## begin Available data

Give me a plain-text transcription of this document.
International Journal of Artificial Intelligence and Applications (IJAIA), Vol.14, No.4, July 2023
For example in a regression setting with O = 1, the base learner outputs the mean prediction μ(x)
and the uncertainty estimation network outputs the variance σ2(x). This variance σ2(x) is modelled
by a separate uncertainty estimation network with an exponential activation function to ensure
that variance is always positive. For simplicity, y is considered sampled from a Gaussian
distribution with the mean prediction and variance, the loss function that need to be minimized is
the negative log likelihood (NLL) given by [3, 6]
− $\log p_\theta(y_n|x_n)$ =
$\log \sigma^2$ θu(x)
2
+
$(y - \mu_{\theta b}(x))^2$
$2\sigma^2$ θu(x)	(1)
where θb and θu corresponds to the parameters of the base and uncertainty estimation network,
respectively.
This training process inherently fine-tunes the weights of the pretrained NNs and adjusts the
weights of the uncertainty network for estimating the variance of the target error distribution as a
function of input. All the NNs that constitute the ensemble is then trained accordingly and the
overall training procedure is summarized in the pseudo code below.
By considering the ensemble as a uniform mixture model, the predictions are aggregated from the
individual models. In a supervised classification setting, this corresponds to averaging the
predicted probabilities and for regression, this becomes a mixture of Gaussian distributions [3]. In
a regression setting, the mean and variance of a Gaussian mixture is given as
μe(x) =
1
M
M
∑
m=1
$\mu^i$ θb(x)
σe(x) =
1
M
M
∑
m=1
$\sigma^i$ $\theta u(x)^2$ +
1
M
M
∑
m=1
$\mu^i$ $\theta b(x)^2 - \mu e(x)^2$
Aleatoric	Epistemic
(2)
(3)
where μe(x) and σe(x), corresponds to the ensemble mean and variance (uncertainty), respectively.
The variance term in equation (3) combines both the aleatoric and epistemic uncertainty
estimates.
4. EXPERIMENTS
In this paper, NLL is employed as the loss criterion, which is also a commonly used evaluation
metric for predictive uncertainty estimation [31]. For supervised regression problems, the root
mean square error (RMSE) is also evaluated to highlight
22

## end Available data

What you should do: Identify which lines contain the word "also" and copy each one.

Complete response:
In this paper, NLL is employed as the loss criterion, which is also a commonly used evaluation
mean square error (RMSE) is also evaluated to highlight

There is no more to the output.